### GOAL
Collect every line in the records below that contains the word "Humbjeve".

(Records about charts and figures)
+--

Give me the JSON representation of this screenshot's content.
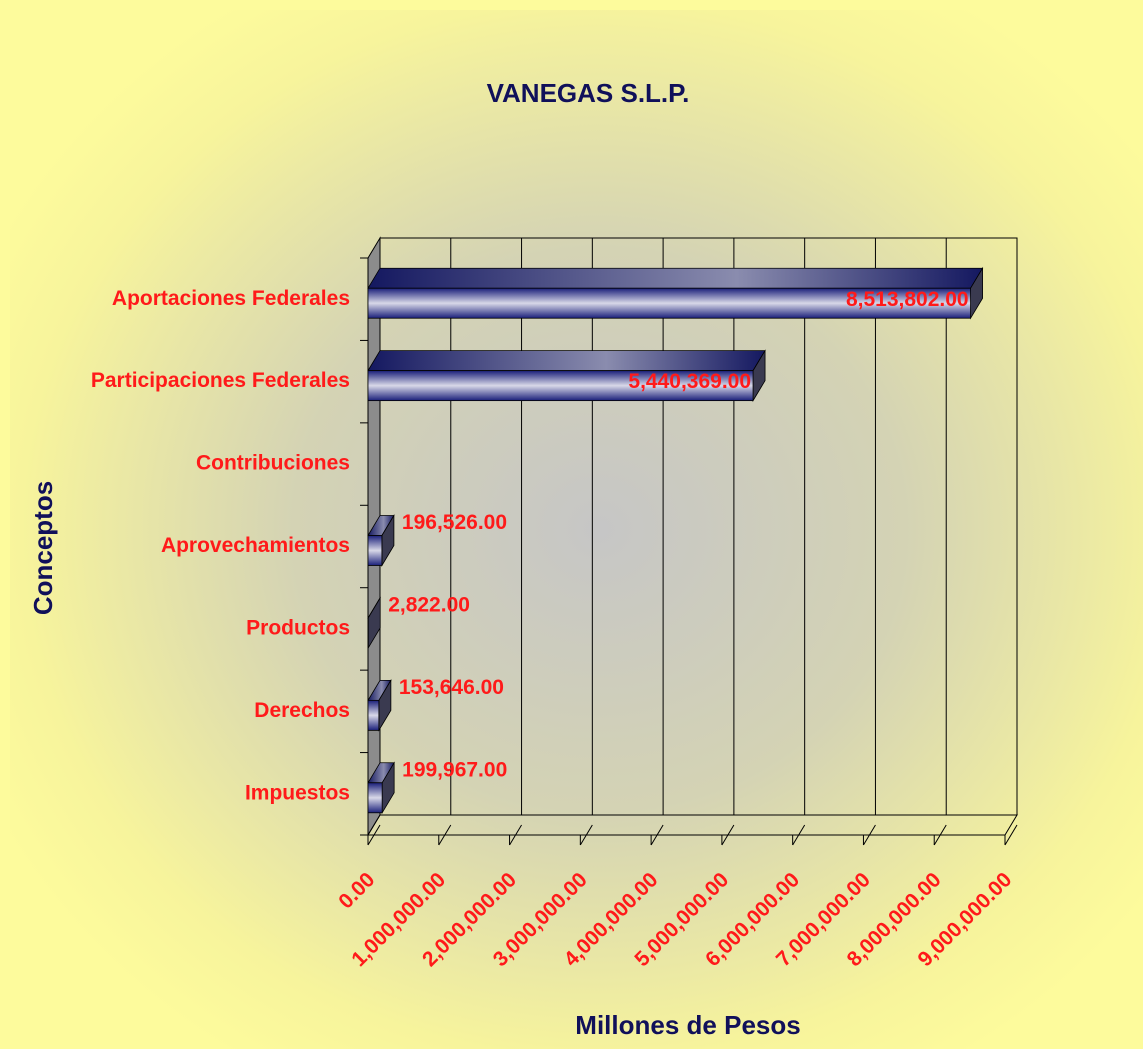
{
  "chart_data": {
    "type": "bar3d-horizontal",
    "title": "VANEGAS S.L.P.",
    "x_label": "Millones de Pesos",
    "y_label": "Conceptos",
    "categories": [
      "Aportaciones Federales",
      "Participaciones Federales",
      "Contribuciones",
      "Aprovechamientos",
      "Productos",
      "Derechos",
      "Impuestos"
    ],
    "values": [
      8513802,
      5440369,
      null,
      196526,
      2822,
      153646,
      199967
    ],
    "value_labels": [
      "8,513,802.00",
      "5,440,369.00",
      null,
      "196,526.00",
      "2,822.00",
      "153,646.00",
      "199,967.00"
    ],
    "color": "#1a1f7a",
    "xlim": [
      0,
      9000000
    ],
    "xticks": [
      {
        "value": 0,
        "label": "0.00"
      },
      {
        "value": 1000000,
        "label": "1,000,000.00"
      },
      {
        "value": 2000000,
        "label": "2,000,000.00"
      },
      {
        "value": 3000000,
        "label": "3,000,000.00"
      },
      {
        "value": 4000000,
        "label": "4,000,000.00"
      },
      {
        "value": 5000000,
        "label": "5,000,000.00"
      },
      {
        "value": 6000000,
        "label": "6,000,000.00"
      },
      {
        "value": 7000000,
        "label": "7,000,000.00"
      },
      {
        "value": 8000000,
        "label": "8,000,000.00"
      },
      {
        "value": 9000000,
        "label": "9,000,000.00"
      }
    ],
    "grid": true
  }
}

+--

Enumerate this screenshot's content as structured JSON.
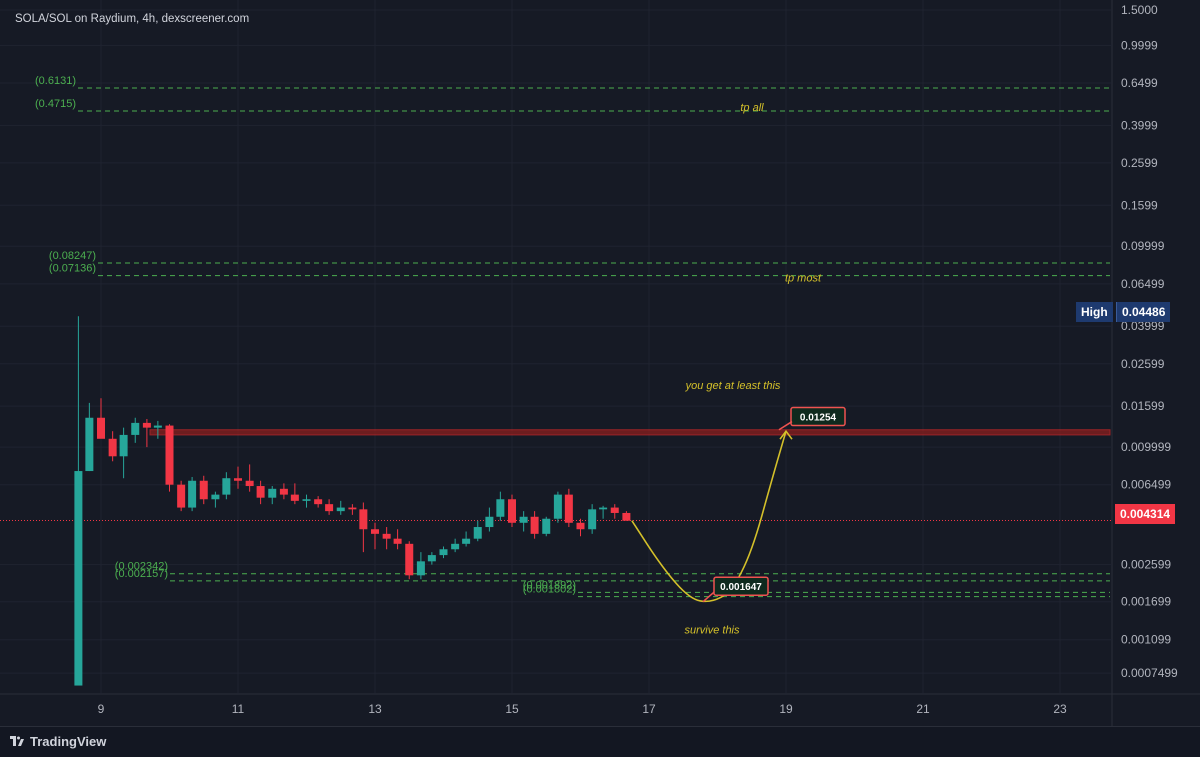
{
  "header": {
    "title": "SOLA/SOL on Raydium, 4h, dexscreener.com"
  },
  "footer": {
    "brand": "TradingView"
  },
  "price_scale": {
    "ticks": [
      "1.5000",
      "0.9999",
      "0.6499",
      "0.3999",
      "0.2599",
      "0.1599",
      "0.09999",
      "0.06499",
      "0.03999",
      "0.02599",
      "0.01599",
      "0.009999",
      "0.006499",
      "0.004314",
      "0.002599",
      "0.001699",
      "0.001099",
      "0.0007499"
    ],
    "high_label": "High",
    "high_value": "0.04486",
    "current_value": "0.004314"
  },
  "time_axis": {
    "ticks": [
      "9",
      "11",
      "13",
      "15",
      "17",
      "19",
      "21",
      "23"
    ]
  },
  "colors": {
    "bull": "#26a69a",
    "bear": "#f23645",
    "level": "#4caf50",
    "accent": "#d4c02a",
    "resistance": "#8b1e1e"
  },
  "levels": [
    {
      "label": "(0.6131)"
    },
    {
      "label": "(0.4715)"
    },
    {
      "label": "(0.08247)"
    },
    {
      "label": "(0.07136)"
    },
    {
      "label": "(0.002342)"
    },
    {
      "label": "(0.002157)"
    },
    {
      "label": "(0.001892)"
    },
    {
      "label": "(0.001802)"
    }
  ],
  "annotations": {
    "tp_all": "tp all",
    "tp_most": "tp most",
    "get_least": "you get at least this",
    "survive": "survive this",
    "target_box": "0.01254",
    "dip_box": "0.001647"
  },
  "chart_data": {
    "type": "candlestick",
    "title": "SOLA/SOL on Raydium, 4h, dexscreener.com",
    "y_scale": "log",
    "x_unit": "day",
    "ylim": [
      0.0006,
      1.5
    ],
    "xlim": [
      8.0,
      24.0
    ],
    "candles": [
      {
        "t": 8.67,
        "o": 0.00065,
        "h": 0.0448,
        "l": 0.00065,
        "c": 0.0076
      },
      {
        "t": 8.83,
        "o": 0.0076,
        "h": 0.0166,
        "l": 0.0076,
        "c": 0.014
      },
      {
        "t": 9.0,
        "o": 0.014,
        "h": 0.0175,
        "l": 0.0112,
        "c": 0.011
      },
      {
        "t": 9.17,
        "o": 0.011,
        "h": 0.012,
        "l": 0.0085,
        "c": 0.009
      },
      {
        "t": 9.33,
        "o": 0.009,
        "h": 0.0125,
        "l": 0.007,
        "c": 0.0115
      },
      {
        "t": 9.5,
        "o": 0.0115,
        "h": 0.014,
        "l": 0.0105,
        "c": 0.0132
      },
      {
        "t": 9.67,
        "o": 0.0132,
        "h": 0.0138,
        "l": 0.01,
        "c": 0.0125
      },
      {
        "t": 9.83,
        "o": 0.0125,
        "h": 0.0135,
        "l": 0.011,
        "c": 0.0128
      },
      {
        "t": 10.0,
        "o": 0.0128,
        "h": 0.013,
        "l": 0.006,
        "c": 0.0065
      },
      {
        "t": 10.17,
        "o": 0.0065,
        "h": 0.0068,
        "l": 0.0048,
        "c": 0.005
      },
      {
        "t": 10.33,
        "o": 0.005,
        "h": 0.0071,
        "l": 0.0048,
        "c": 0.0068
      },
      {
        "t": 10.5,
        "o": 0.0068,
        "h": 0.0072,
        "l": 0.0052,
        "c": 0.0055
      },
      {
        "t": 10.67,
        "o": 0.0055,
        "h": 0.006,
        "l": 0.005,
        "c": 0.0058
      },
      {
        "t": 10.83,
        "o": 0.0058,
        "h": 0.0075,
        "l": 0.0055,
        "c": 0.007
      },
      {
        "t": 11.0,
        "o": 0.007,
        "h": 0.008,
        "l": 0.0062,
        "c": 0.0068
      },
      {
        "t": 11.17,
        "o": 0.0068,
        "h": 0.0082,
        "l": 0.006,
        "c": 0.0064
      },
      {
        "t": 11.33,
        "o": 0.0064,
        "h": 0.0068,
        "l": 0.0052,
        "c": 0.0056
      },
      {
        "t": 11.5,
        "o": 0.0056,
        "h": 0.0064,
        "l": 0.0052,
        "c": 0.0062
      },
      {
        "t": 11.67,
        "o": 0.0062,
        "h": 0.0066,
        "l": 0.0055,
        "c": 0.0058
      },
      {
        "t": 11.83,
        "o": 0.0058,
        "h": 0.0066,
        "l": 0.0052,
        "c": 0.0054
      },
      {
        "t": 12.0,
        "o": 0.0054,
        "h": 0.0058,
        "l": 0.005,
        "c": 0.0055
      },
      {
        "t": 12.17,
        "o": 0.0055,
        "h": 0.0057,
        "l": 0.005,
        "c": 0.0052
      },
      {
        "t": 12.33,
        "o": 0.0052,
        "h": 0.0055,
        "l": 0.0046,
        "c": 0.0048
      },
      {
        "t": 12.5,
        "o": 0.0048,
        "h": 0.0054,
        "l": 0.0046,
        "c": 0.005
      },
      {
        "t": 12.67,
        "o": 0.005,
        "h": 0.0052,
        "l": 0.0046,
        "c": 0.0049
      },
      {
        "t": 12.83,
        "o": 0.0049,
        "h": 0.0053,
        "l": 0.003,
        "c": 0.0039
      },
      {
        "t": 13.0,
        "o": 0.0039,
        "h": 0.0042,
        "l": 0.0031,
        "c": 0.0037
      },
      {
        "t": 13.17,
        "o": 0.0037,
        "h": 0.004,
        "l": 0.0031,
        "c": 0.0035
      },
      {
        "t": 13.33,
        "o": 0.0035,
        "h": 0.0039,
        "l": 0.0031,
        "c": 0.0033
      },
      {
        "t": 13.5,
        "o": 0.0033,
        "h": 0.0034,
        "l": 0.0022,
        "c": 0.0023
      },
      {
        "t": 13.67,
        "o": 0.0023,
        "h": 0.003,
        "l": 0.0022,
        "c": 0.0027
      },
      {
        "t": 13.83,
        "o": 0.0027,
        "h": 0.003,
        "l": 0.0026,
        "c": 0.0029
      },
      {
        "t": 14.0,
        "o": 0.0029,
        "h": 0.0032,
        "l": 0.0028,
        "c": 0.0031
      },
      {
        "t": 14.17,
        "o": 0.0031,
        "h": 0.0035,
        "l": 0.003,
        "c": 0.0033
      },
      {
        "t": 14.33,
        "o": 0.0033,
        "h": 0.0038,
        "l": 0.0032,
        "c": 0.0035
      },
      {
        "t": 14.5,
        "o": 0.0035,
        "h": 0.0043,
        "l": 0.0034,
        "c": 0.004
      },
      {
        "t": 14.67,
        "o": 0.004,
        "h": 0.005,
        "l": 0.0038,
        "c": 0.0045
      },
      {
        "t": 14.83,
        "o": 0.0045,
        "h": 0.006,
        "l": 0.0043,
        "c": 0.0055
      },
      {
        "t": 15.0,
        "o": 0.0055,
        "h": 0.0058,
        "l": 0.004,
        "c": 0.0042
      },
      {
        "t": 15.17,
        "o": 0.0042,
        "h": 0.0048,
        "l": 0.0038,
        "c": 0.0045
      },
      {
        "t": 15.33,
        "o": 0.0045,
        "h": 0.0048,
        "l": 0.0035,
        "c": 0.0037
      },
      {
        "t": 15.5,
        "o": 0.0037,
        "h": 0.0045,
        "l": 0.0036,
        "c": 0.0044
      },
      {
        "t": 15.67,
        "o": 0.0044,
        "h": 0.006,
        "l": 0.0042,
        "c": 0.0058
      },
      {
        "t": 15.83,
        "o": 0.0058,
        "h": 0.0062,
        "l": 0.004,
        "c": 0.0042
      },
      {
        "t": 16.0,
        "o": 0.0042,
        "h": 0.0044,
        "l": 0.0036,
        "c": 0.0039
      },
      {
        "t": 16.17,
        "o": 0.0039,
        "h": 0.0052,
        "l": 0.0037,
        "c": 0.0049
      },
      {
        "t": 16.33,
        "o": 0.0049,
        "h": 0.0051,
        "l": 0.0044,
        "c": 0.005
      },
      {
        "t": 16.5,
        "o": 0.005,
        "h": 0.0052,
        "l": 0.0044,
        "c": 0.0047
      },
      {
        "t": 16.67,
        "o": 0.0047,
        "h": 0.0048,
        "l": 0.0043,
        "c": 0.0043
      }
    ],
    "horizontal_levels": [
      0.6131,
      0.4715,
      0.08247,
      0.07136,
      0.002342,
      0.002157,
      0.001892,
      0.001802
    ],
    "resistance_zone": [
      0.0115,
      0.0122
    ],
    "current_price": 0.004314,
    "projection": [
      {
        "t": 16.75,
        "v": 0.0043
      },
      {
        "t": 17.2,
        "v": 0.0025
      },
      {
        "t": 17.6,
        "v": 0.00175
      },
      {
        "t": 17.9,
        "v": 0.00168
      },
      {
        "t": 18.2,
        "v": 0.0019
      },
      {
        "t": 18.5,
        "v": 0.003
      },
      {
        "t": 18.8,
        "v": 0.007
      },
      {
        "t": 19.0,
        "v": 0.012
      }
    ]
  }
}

+--

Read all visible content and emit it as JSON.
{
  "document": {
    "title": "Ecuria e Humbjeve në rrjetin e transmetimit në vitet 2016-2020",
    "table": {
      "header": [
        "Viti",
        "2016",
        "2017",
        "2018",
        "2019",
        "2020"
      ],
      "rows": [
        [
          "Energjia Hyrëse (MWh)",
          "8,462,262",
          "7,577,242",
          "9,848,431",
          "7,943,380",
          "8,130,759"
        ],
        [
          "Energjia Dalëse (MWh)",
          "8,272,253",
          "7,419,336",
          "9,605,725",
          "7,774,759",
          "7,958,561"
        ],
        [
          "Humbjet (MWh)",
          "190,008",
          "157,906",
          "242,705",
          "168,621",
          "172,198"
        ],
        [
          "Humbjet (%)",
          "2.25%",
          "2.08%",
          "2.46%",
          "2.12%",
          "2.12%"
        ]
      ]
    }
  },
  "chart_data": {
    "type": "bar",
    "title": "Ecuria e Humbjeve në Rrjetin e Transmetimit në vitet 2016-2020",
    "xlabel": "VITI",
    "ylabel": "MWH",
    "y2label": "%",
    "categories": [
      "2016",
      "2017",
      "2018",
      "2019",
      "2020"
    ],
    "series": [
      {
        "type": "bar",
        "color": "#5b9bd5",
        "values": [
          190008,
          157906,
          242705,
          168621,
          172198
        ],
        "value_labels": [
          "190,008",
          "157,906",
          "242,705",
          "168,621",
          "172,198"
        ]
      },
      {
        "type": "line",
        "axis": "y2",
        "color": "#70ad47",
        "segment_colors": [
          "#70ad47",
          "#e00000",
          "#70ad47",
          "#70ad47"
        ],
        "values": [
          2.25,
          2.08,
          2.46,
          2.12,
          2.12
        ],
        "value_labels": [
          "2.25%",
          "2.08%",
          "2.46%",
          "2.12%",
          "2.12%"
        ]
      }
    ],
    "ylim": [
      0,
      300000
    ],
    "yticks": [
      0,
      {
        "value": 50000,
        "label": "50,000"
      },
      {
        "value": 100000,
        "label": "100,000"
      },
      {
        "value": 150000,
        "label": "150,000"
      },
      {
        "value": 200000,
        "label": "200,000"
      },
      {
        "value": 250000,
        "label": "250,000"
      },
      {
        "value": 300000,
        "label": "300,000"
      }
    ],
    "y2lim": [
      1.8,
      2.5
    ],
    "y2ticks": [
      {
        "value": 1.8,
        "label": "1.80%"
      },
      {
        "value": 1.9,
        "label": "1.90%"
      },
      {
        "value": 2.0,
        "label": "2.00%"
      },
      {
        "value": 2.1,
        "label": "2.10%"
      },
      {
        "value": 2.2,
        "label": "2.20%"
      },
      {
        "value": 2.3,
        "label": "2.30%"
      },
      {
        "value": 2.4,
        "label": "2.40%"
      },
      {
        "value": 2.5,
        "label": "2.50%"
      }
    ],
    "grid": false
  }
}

+--

### TASK RESPONSE
    "title": "Ecuria e Humbjeve në rrjetin e transmetimit në vitet 2016-2020",
    "title": "Ecuria e Humbjeve në Rrjetin e Transmetimit në vitet 2016-2020",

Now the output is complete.